Dataset rows:
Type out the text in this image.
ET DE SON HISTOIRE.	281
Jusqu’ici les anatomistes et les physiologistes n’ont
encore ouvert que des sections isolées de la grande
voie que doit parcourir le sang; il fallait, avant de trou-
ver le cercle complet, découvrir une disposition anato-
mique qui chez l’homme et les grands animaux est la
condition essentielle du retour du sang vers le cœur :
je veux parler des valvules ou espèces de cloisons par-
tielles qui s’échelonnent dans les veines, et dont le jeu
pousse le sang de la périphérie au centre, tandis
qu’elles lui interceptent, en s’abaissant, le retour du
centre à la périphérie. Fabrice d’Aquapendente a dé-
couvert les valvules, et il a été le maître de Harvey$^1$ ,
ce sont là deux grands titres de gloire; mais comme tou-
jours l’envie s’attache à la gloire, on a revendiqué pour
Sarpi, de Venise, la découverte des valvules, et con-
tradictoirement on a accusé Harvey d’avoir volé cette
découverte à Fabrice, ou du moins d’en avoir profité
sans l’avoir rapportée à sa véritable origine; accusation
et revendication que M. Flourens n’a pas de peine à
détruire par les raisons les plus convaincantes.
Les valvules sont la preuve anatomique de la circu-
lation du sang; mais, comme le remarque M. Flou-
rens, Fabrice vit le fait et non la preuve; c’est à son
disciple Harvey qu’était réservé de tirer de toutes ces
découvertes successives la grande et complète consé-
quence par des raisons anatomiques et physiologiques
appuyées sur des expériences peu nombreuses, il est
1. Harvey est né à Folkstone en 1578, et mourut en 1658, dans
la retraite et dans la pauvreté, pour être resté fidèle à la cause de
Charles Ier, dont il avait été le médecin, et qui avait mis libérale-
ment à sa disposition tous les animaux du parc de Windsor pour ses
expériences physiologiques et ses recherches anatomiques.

Task to carry out: Repeat every entry exactly, please.

Result for this task:
Type out the text in this image.
ET DE SON HISTOIRE.	281
Jusqu’ici les anatomistes et les physiologistes n’ont
encore ouvert que des sections isolées de la grande
voie que doit parcourir le sang; il fallait, avant de trou-
ver le cercle complet, découvrir une disposition anato-
mique qui chez l’homme et les grands animaux est la
condition essentielle du retour du sang vers le cœur :
je veux parler des valvules ou espèces de cloisons par-
tielles qui s’échelonnent dans les veines, et dont le jeu
pousse le sang de la périphérie au centre, tandis
qu’elles lui interceptent, en s’abaissant, le retour du
centre à la périphérie. Fabrice d’Aquapendente a dé-
couvert les valvules, et il a été le maître de Harvey$^1$ ,
ce sont là deux grands titres de gloire; mais comme tou-
jours l’envie s’attache à la gloire, on a revendiqué pour
Sarpi, de Venise, la découverte des valvules, et con-
tradictoirement on a accusé Harvey d’avoir volé cette
découverte à Fabrice, ou du moins d’en avoir profité
sans l’avoir rapportée à sa véritable origine; accusation
et revendication que M. Flourens n’a pas de peine à
détruire par les raisons les plus convaincantes.
Les valvules sont la preuve anatomique de la circu-
lation du sang; mais, comme le remarque M. Flou-
rens, Fabrice vit le fait et non la preuve; c’est à son
disciple Harvey qu’était réservé de tirer de toutes ces
découvertes successives la grande et complète consé-
quence par des raisons anatomiques et physiologiques
appuyées sur des expériences peu nombreuses, il est
1. Harvey est né à Folkstone en 1578, et mourut en 1658, dans
la retraite et dans la pauvreté, pour être resté fidèle à la cause de
Charles Ier, dont il avait été le médecin, et qui avait mis libérale-
ment à sa disposition tous les animaux du parc de Windsor pour ses
expériences physiologiques et ses recherches anatomiques.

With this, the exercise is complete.